:: GIVEN RECORDS

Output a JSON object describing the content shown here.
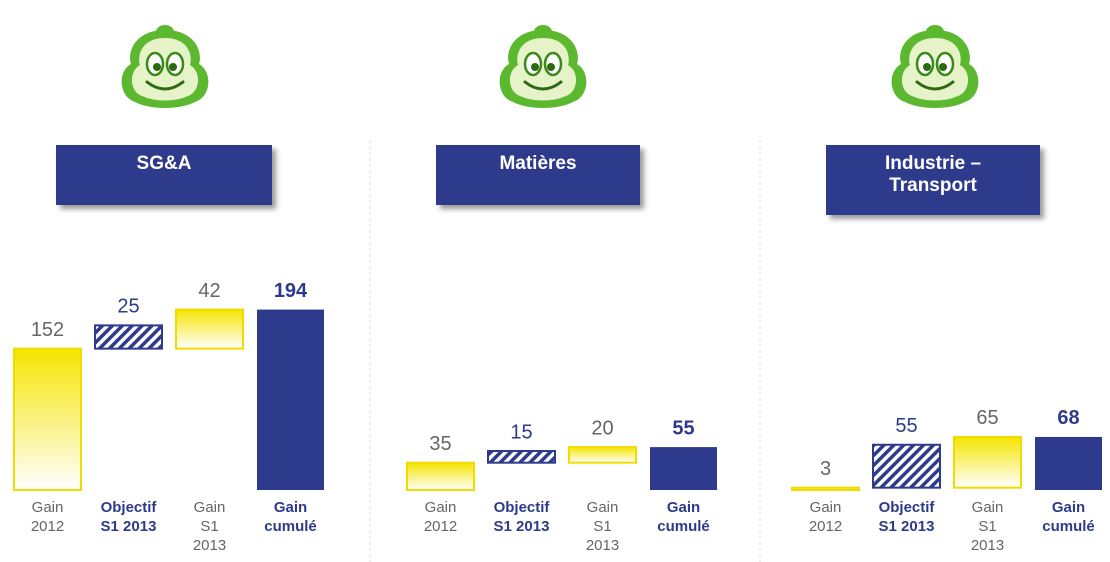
{
  "chart_data": [
    {
      "type": "waterfall",
      "title": "SG&A",
      "categories": [
        [
          "Gain",
          "2012"
        ],
        [
          "Objectif",
          "S1 2013"
        ],
        [
          "Gain",
          "S1",
          "2013"
        ],
        [
          "Gain",
          "cumulé"
        ]
      ],
      "values": [
        152,
        25,
        42,
        194
      ]
    },
    {
      "type": "waterfall",
      "title": "Matières",
      "categories": [
        [
          "Gain",
          "2012"
        ],
        [
          "Objectif",
          "S1 2013"
        ],
        [
          "Gain",
          "S1",
          "2013"
        ],
        [
          "Gain",
          "cumulé"
        ]
      ],
      "values": [
        35,
        15,
        20,
        55
      ]
    },
    {
      "type": "waterfall",
      "title": "Industrie – Transport",
      "categories": [
        [
          "Gain",
          "2012"
        ],
        [
          "Objectif",
          "S1 2013"
        ],
        [
          "Gain",
          "S1",
          "2013"
        ],
        [
          "Gain",
          "cumulé"
        ]
      ],
      "values": [
        3,
        55,
        65,
        68
      ]
    }
  ]
}
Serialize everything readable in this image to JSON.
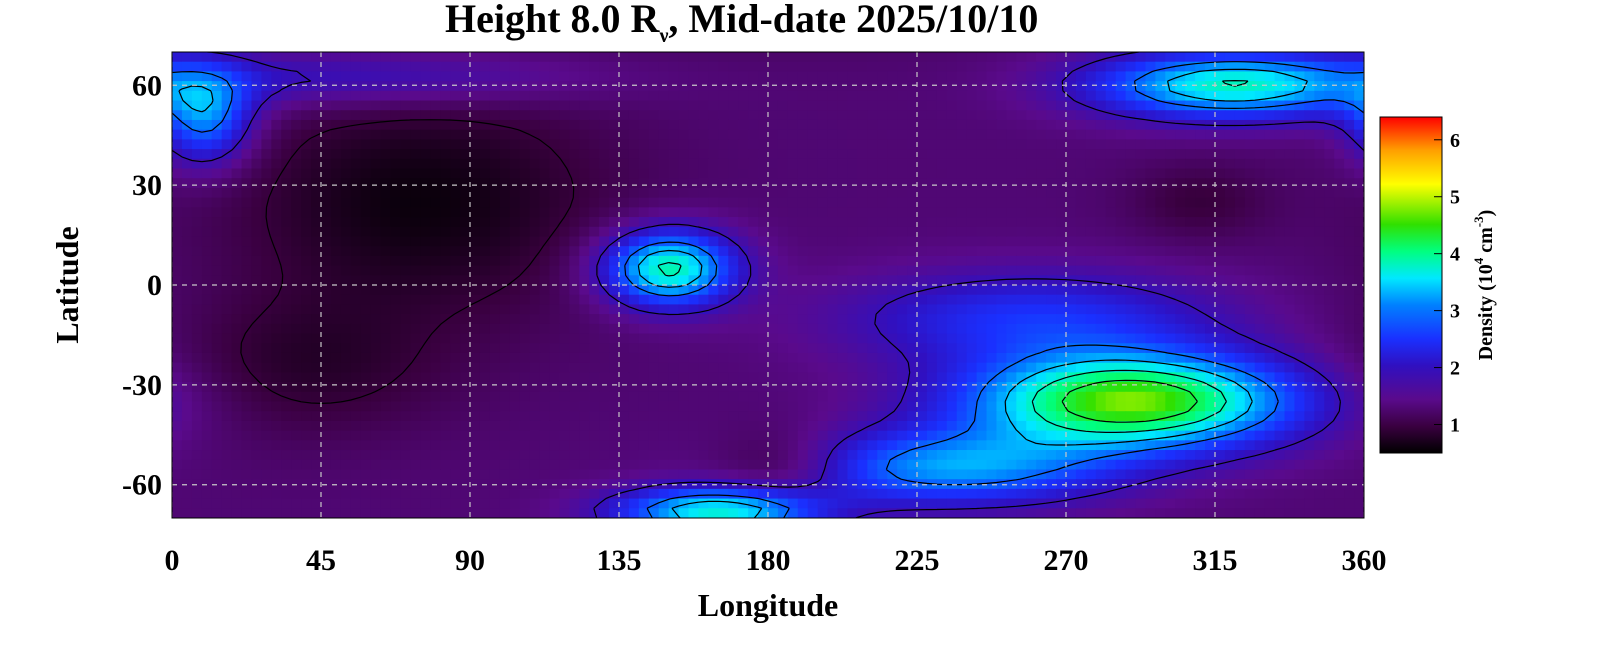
{
  "chart_data": {
    "type": "heatmap",
    "title_main": "Height 8.0 R",
    "title_sub": "ν",
    "title_rest": ", Mid-date 2025/10/10",
    "xlabel": "Longitude",
    "ylabel": "Latitude",
    "xlim": [
      0,
      360
    ],
    "ylim": [
      -70,
      70
    ],
    "xticks": [
      "0",
      "45",
      "90",
      "135",
      "180",
      "225",
      "270",
      "315",
      "360"
    ],
    "yticks": [
      "60",
      "30",
      "0",
      "-30",
      "-60"
    ],
    "grid": true,
    "colorbar": {
      "label_main": "Density (10",
      "label_exp1": "4",
      "label_mid": " cm",
      "label_exp2": "-3",
      "label_end": ")",
      "range": [
        0.5,
        6.4
      ],
      "ticks": [
        "1",
        "2",
        "3",
        "4",
        "5",
        "6"
      ],
      "colormap": [
        "#000000",
        "#3a0040",
        "#5a0a8c",
        "#3010c0",
        "#1a30ff",
        "#0080ff",
        "#00e8ff",
        "#00ff80",
        "#30e000",
        "#ffff00",
        "#ffa000",
        "#ff0000"
      ]
    },
    "background_level": 1.4,
    "features": [
      {
        "lon": 10,
        "lat": 50,
        "value": 3.2,
        "spread_lon": 10,
        "spread_lat": 10
      },
      {
        "lon": 60,
        "lat": 62,
        "value": 2.2,
        "spread_lon": 45,
        "spread_lat": 6
      },
      {
        "lon": 75,
        "lat": 25,
        "value": 0.6,
        "spread_lon": 40,
        "spread_lat": 25
      },
      {
        "lon": 40,
        "lat": -25,
        "value": 0.9,
        "spread_lon": 30,
        "spread_lat": 15
      },
      {
        "lon": 150,
        "lat": 5,
        "value": 4.2,
        "spread_lon": 14,
        "spread_lat": 8
      },
      {
        "lon": 185,
        "lat": -55,
        "value": 0.7,
        "spread_lon": 15,
        "spread_lat": 8
      },
      {
        "lon": 165,
        "lat": -68,
        "value": 4.0,
        "spread_lon": 22,
        "spread_lat": 5
      },
      {
        "lon": 235,
        "lat": -55,
        "value": 3.3,
        "spread_lon": 35,
        "spread_lat": 8
      },
      {
        "lon": 290,
        "lat": -35,
        "value": 5.0,
        "spread_lon": 35,
        "spread_lat": 10
      },
      {
        "lon": 320,
        "lat": 60,
        "value": 4.0,
        "spread_lon": 30,
        "spread_lat": 7
      },
      {
        "lon": 260,
        "lat": -10,
        "value": 2.6,
        "spread_lon": 40,
        "spread_lat": 10
      },
      {
        "lon": 170,
        "lat": 80,
        "value": 1.2,
        "spread_lon": 60,
        "spread_lat": 8
      },
      {
        "lon": 310,
        "lat": 25,
        "value": 1.0,
        "spread_lon": 15,
        "spread_lat": 8
      }
    ]
  }
}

::::

**TASK:** Every line of text is to be repeated exactly; pictures are left out.

**OUTPUT FOR THIS EXERCISE:**
Output a JSON object describing the content shown here.
{
  "chart_data": [
    {
      "type": "waterfall",
      "title": "SG&A",
      "categories": [
        [
          "Gain",
          "2012"
        ],
        [
          "Objectif",
          "S1 2013"
        ],
        [
          "Gain",
          "S1",
          "2013"
        ],
        [
          "Gain",
          "cumulé"
        ]
      ],
      "values": [
        152,
        25,
        42,
        194
      ]
    },
    {
      "type": "waterfall",
      "title": "Matières",
      "categories": [
        [
          "Gain",
          "2012"
        ],
        [
          "Objectif",
          "S1 2013"
        ],
        [
          "Gain",
          "S1",
          "2013"
        ],
        [
          "Gain",
          "cumulé"
        ]
      ],
      "values": [
        35,
        15,
        20,
        55
      ]
    },
    {
      "type": "waterfall",
      "title": "Industrie – Transport",
      "categories": [
        [
          "Gain",
          "2012"
        ],
        [
          "Objectif",
          "S1 2013"
        ],
        [
          "Gain",
          "S1",
          "2013"
        ],
        [
          "Gain",
          "cumulé"
        ]
      ],
      "values": [
        3,
        55,
        65,
        68
      ]
    }
  ]
}
Serialize everything readable in this image to JSON.
{
  "chart_data": {
    "type": "heatmap",
    "title_main": "Height 8.0 R",
    "title_sub": "ν",
    "title_rest": ", Mid-date 2025/10/10",
    "xlabel": "Longitude",
    "ylabel": "Latitude",
    "xlim": [
      0,
      360
    ],
    "ylim": [
      -70,
      70
    ],
    "xticks": [
      "0",
      "45",
      "90",
      "135",
      "180",
      "225",
      "270",
      "315",
      "360"
    ],
    "yticks": [
      "60",
      "30",
      "0",
      "-30",
      "-60"
    ],
    "grid": true,
    "colorbar": {
      "label_main": "Density (10",
      "label_exp1": "4",
      "label_mid": " cm",
      "label_exp2": "-3",
      "label_end": ")",
      "range": [
        0.5,
        6.4
      ],
      "ticks": [
        "1",
        "2",
        "3",
        "4",
        "5",
        "6"
      ],
      "colormap": [
        "#000000",
        "#3a0040",
        "#5a0a8c",
        "#3010c0",
        "#1a30ff",
        "#0080ff",
        "#00e8ff",
        "#00ff80",
        "#30e000",
        "#ffff00",
        "#ffa000",
        "#ff0000"
      ]
    },
    "background_level": 1.4,
    "features": [
      {
        "lon": 10,
        "lat": 50,
        "value": 3.2,
        "spread_lon": 10,
        "spread_lat": 10
      },
      {
        "lon": 60,
        "lat": 62,
        "value": 2.2,
        "spread_lon": 45,
        "spread_lat": 6
      },
      {
        "lon": 75,
        "lat": 25,
        "value": 0.6,
        "spread_lon": 40,
        "spread_lat": 25
      },
      {
        "lon": 40,
        "lat": -25,
        "value": 0.9,
        "spread_lon": 30,
        "spread_lat": 15
      },
      {
        "lon": 150,
        "lat": 5,
        "value": 4.2,
        "spread_lon": 14,
        "spread_lat": 8
      },
      {
        "lon": 185,
        "lat": -55,
        "value": 0.7,
        "spread_lon": 15,
        "spread_lat": 8
      },
      {
        "lon": 165,
        "lat": -68,
        "value": 4.0,
        "spread_lon": 22,
        "spread_lat": 5
      },
      {
        "lon": 235,
        "lat": -55,
        "value": 3.3,
        "spread_lon": 35,
        "spread_lat": 8
      },
      {
        "lon": 290,
        "lat": -35,
        "value": 5.0,
        "spread_lon": 35,
        "spread_lat": 10
      },
      {
        "lon": 320,
        "lat": 60,
        "value": 4.0,
        "spread_lon": 30,
        "spread_lat": 7
      },
      {
        "lon": 260,
        "lat": -10,
        "value": 2.6,
        "spread_lon": 40,
        "spread_lat": 10
      },
      {
        "lon": 170,
        "lat": 80,
        "value": 1.2,
        "spread_lon": 60,
        "spread_lat": 8
      },
      {
        "lon": 310,
        "lat": 25,
        "value": 1.0,
        "spread_lon": 15,
        "spread_lat": 8
      }
    ]
  }
}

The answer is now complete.